===== Data records =====

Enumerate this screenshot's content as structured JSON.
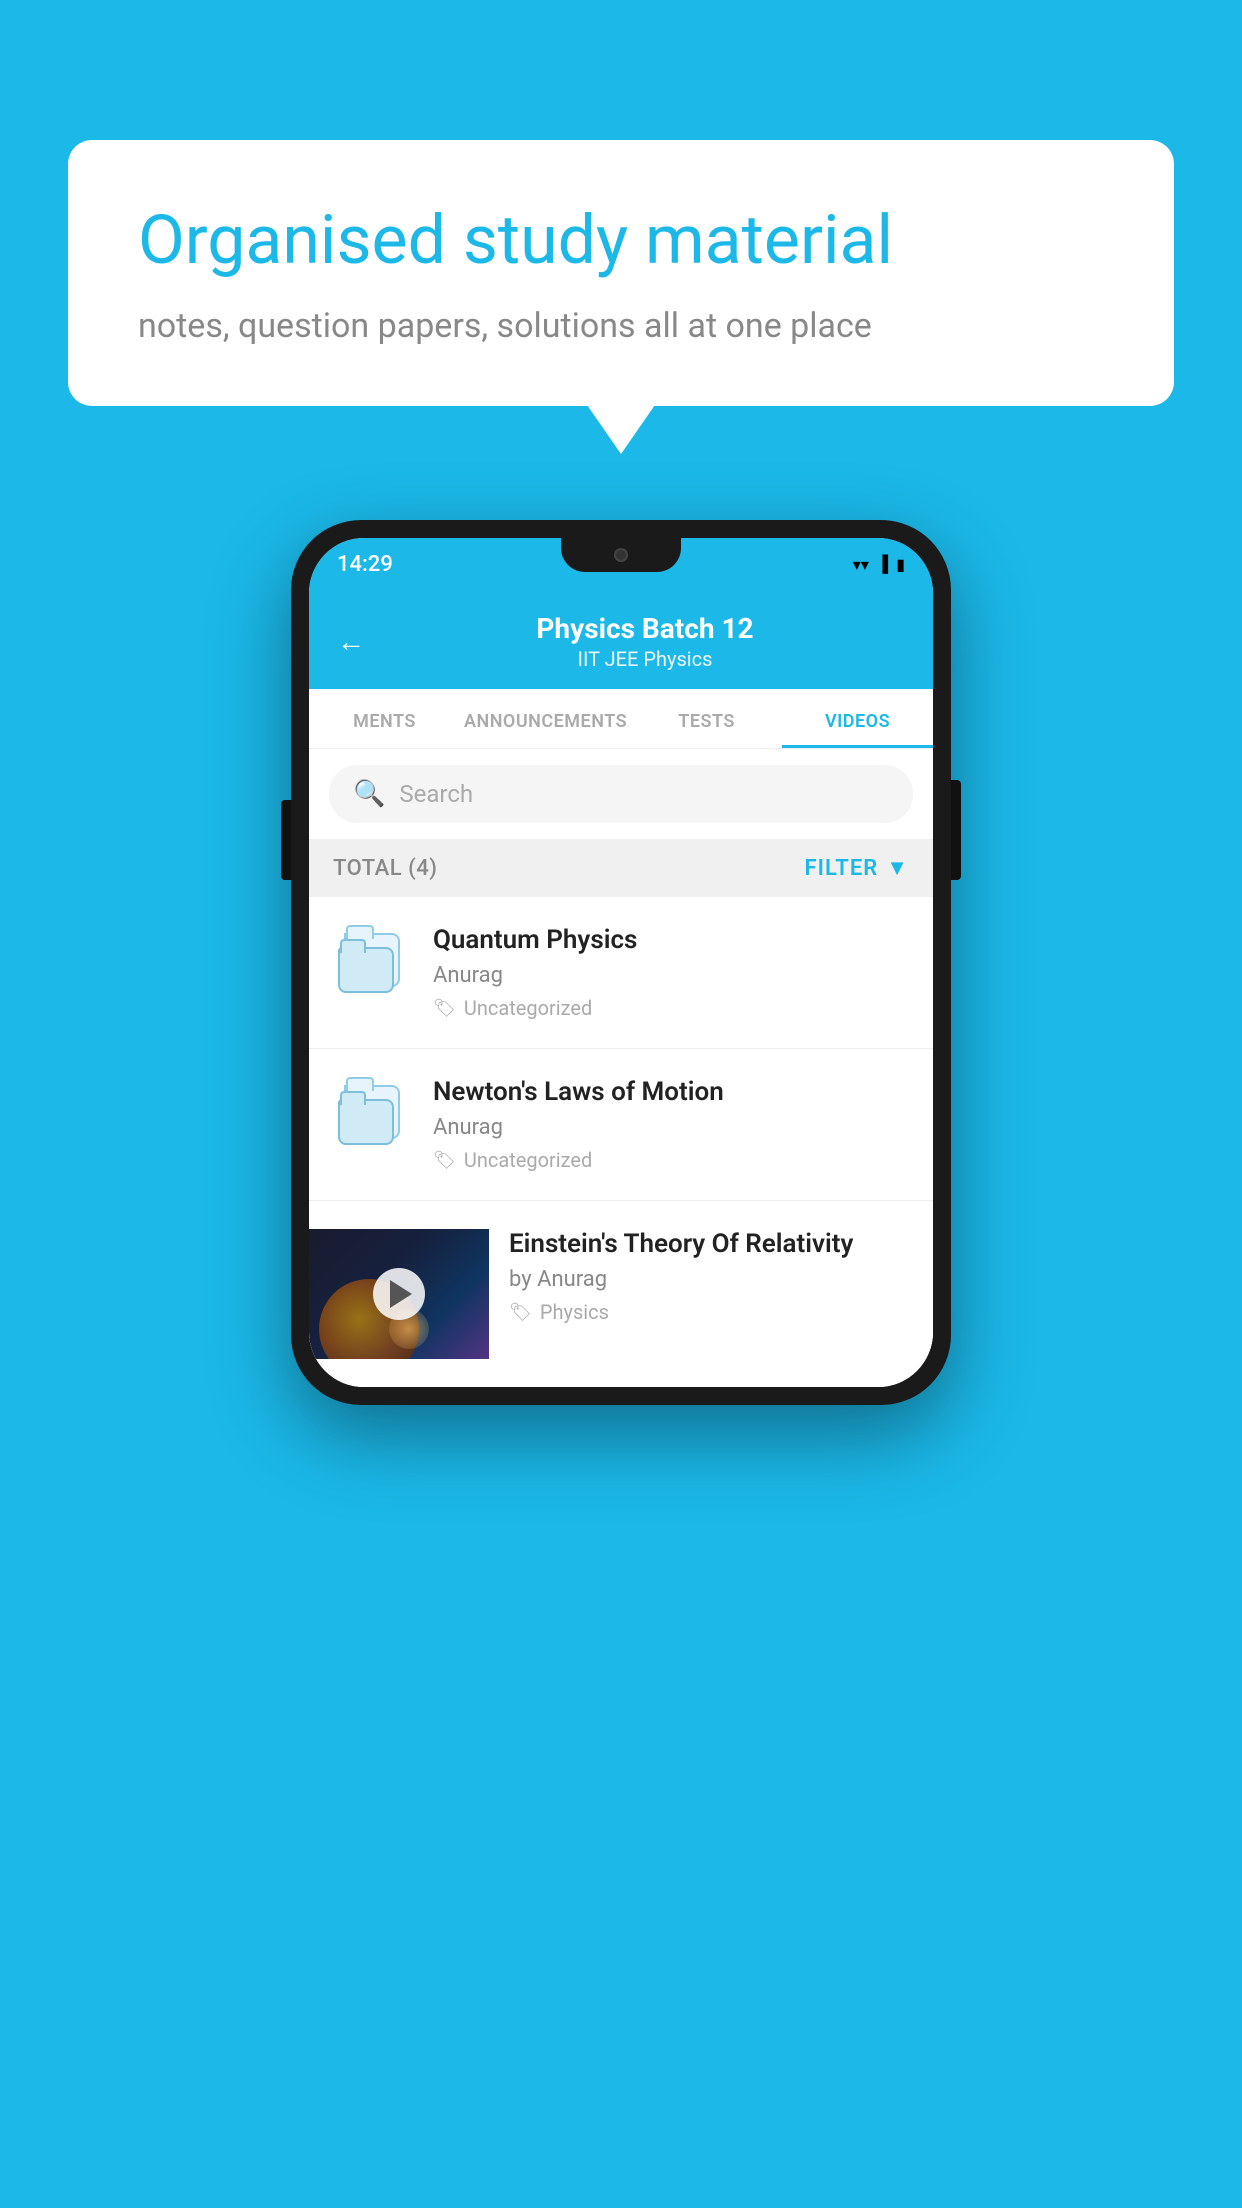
{
  "page": {
    "background_color": "#1bb8e8"
  },
  "speech_bubble": {
    "title": "Organised study material",
    "subtitle": "notes, question papers, solutions all at one place"
  },
  "phone": {
    "status_bar": {
      "time": "14:29",
      "icons": [
        "wifi",
        "signal",
        "battery"
      ]
    },
    "header": {
      "back_label": "←",
      "title": "Physics Batch 12",
      "subtitle": "IIT JEE   Physics"
    },
    "tabs": [
      {
        "label": "MENTS",
        "active": false
      },
      {
        "label": "ANNOUNCEMENTS",
        "active": false
      },
      {
        "label": "TESTS",
        "active": false
      },
      {
        "label": "VIDEOS",
        "active": true
      }
    ],
    "search": {
      "placeholder": "Search"
    },
    "filter_bar": {
      "total_label": "TOTAL (4)",
      "filter_label": "FILTER"
    },
    "videos": [
      {
        "title": "Quantum Physics",
        "author": "Anurag",
        "tag": "Uncategorized",
        "type": "folder"
      },
      {
        "title": "Newton's Laws of Motion",
        "author": "Anurag",
        "tag": "Uncategorized",
        "type": "folder"
      },
      {
        "title": "Einstein's Theory Of Relativity",
        "author": "by Anurag",
        "tag": "Physics",
        "type": "video"
      }
    ]
  }
}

=====

• **Your goal**
Set every line down exactly as written, leaving each picture out.

• **Exercise answer**
Enumerate this screenshot's content as structured JSON.
{
  "page": {
    "background_color": "#1bb8e8"
  },
  "speech_bubble": {
    "title": "Organised study material",
    "subtitle": "notes, question papers, solutions all at one place"
  },
  "phone": {
    "status_bar": {
      "time": "14:29",
      "icons": [
        "wifi",
        "signal",
        "battery"
      ]
    },
    "header": {
      "back_label": "←",
      "title": "Physics Batch 12",
      "subtitle": "IIT JEE   Physics"
    },
    "tabs": [
      {
        "label": "MENTS",
        "active": false
      },
      {
        "label": "ANNOUNCEMENTS",
        "active": false
      },
      {
        "label": "TESTS",
        "active": false
      },
      {
        "label": "VIDEOS",
        "active": true
      }
    ],
    "search": {
      "placeholder": "Search"
    },
    "filter_bar": {
      "total_label": "TOTAL (4)",
      "filter_label": "FILTER"
    },
    "videos": [
      {
        "title": "Quantum Physics",
        "author": "Anurag",
        "tag": "Uncategorized",
        "type": "folder"
      },
      {
        "title": "Newton's Laws of Motion",
        "author": "Anurag",
        "tag": "Uncategorized",
        "type": "folder"
      },
      {
        "title": "Einstein's Theory Of Relativity",
        "author": "by Anurag",
        "tag": "Physics",
        "type": "video"
      }
    ]
  }
}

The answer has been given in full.